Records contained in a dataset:

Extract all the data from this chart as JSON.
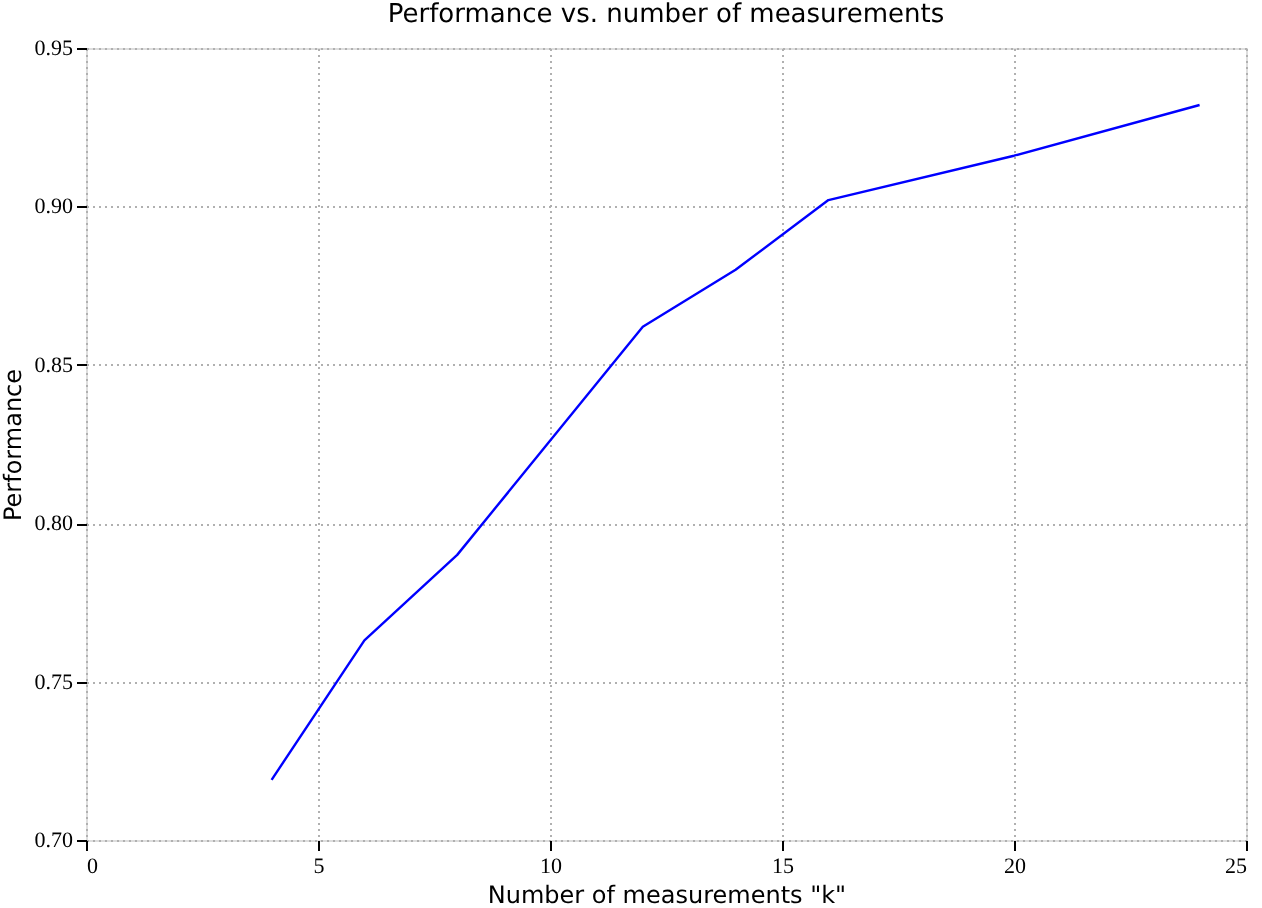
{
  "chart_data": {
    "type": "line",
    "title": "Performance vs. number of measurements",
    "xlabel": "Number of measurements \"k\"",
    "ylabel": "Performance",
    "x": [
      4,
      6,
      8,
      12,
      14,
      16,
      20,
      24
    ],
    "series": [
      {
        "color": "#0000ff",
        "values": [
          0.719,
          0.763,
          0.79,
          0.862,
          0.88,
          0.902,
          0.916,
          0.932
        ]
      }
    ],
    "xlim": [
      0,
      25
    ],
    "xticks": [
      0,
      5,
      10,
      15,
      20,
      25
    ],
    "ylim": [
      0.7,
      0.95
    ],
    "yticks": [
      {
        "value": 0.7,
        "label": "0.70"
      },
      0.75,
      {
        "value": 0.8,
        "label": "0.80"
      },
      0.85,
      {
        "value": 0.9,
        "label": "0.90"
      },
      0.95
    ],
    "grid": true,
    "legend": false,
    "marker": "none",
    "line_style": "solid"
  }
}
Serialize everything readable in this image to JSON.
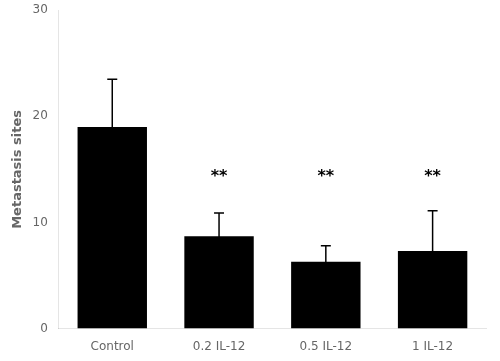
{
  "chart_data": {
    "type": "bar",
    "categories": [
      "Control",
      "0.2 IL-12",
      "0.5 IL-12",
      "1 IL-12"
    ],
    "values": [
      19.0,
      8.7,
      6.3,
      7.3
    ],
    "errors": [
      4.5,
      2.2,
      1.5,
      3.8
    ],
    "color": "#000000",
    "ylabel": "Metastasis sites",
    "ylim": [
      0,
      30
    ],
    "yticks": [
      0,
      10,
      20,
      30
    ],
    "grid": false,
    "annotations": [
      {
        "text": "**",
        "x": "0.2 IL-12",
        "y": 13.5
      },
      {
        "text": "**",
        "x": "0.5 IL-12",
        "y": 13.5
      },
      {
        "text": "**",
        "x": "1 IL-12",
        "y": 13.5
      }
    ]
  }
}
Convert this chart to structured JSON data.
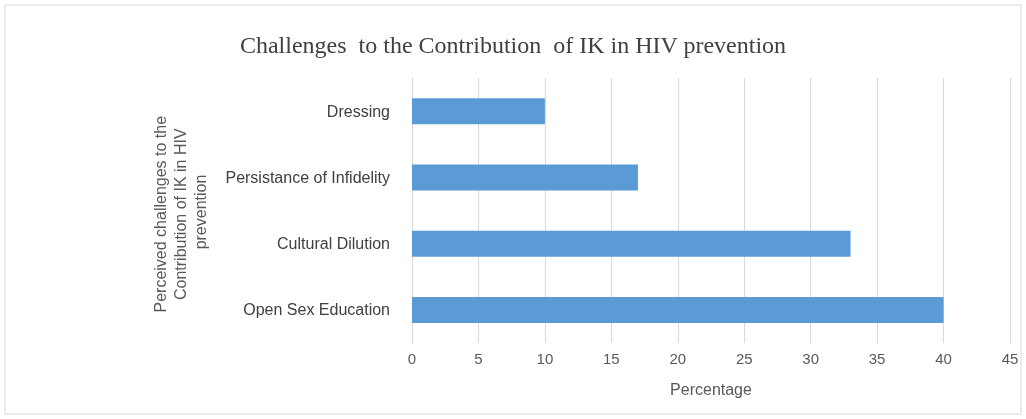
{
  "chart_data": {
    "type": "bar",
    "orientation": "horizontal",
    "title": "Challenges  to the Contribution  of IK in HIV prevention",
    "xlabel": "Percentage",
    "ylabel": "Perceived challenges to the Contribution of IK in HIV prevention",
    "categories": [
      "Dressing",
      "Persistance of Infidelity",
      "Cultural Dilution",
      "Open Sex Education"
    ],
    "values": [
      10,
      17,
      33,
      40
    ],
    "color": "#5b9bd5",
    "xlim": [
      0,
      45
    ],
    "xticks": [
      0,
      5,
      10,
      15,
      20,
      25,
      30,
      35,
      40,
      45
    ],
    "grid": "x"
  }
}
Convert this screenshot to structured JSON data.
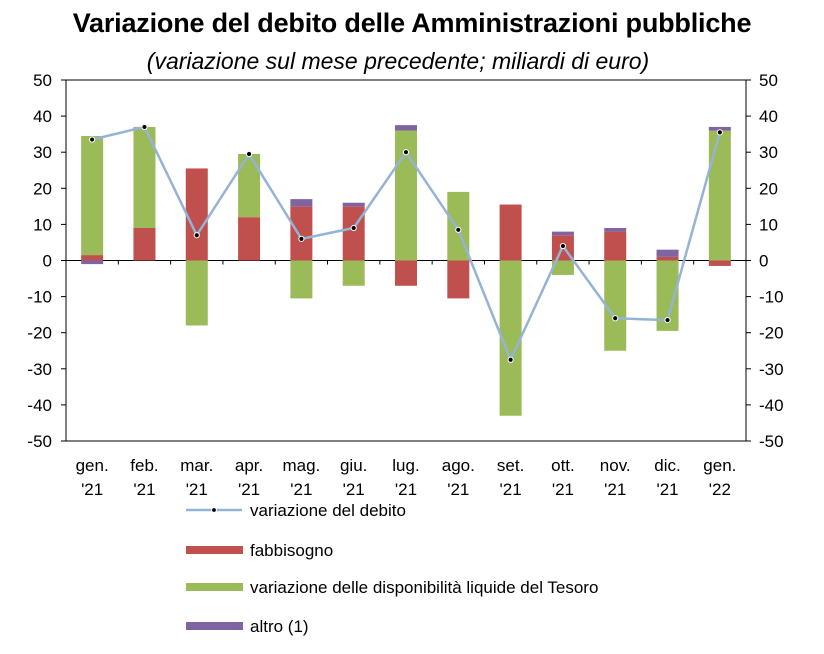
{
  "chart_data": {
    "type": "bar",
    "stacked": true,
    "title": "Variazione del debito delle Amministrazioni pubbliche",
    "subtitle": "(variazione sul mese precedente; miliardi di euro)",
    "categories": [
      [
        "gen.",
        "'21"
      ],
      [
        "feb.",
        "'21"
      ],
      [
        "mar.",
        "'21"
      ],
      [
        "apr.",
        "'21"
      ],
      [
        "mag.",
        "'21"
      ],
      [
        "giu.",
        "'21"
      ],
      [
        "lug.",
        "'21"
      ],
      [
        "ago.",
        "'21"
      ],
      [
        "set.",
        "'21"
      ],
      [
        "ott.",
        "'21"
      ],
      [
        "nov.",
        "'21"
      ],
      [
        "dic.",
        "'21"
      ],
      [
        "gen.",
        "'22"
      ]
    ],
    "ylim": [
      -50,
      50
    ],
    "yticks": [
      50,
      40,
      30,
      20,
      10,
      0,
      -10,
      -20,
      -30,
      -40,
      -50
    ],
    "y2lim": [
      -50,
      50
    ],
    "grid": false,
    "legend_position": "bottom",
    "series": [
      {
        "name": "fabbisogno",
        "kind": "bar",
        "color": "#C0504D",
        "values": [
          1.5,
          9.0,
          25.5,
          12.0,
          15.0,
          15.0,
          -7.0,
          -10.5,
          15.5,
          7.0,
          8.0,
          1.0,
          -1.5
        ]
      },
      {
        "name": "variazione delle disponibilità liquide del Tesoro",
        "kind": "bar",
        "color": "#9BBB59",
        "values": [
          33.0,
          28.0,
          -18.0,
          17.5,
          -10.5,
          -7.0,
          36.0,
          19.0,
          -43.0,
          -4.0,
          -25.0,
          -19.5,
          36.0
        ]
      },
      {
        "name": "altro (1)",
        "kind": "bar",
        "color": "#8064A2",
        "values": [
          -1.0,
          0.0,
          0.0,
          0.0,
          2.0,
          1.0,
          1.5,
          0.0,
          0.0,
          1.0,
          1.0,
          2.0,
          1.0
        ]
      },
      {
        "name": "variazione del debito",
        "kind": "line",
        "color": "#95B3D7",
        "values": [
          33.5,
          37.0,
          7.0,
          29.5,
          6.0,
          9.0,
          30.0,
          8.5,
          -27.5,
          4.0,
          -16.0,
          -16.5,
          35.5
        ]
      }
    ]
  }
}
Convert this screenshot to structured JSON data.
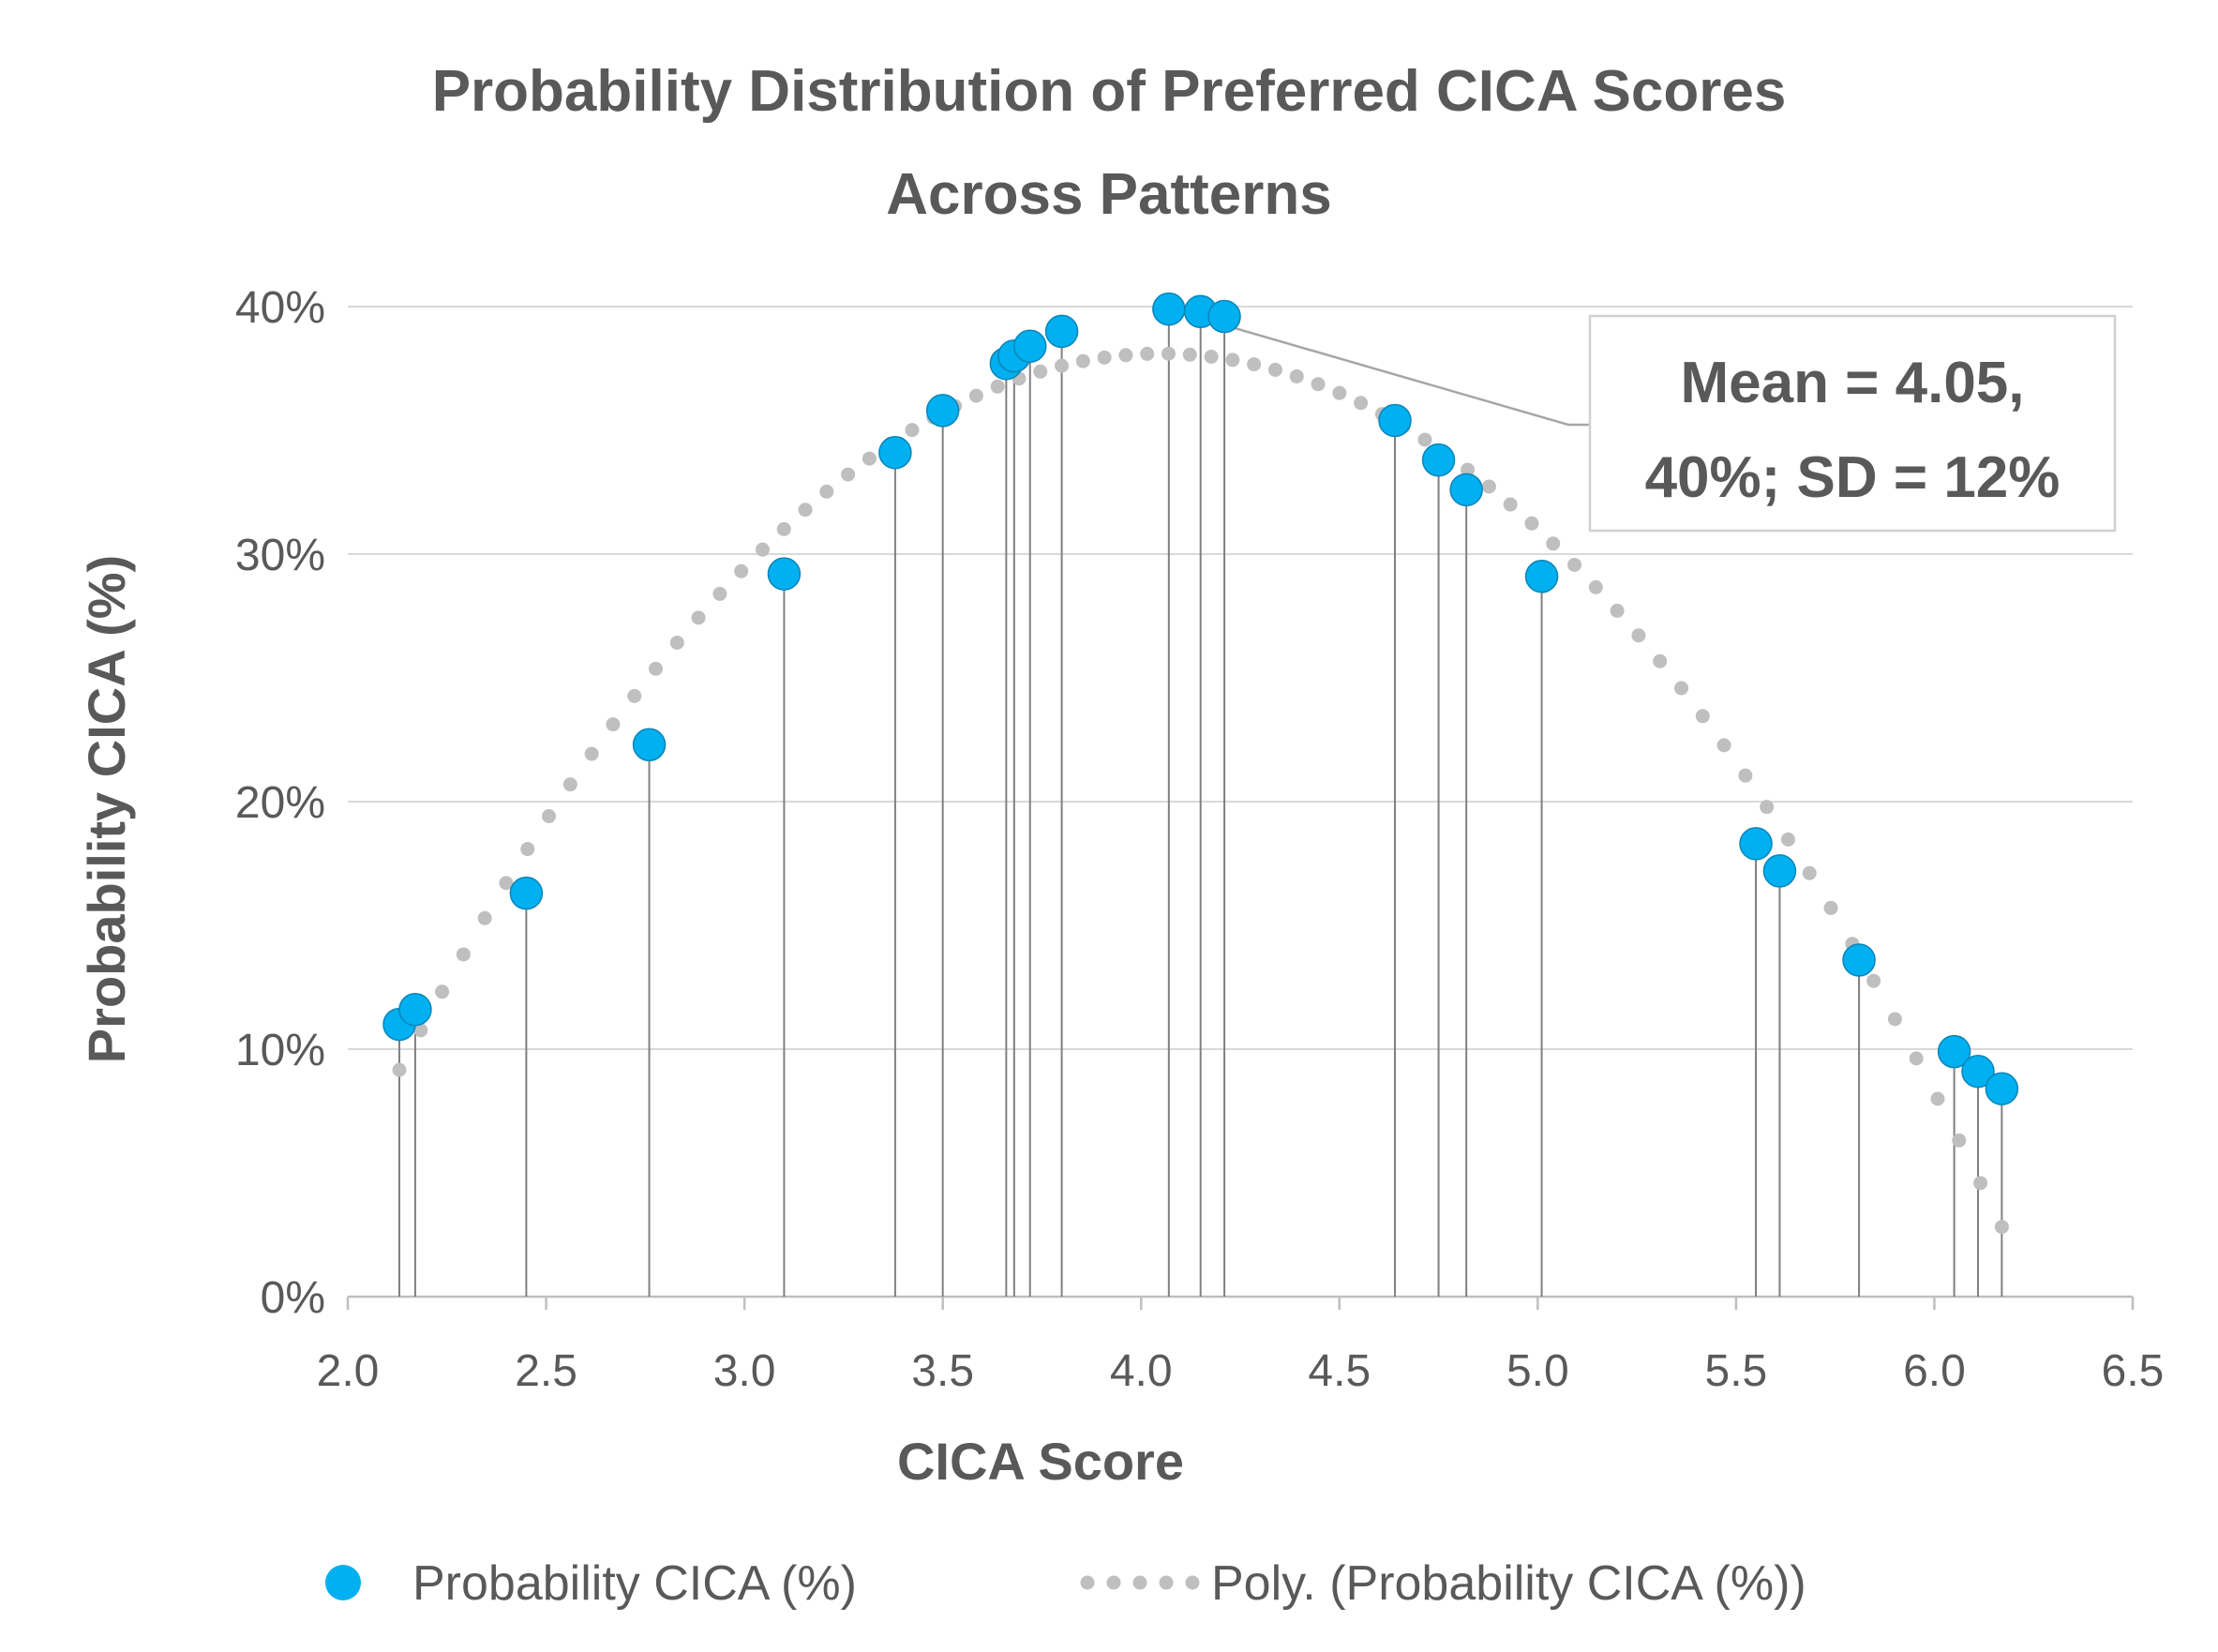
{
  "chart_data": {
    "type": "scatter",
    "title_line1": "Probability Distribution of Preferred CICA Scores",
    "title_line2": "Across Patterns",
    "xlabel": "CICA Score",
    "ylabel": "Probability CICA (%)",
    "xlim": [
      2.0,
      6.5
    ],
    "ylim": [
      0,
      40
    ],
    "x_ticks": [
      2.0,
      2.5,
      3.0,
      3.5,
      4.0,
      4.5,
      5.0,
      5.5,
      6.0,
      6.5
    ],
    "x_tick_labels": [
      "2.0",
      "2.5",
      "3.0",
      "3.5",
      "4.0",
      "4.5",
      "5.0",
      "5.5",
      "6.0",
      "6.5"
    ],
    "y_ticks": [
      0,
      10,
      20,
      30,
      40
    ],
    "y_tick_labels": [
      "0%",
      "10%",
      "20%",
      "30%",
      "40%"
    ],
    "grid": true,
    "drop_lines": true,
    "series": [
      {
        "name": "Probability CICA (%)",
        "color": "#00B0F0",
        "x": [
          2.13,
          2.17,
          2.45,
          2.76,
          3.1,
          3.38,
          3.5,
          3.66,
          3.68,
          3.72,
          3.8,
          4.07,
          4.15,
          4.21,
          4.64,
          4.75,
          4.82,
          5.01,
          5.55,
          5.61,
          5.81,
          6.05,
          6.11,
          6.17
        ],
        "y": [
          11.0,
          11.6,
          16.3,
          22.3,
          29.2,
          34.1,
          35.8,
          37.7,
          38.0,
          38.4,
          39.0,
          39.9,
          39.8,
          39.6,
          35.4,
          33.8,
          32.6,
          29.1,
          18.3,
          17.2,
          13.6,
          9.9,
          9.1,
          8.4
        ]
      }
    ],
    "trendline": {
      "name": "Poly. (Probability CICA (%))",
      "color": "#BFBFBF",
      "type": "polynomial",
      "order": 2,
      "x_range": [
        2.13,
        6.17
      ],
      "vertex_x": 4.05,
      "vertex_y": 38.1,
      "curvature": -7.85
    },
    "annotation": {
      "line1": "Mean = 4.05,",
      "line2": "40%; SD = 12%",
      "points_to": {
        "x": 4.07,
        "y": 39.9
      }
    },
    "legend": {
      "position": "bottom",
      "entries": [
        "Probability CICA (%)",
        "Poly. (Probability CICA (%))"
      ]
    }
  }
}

EXERCISE REQUIREMENTS. Extract each line from the listing that holds the word "Performance".

TASK SOLUTION.
    "title": "Performance vs. number of measurements",
    "ylabel": "Performance",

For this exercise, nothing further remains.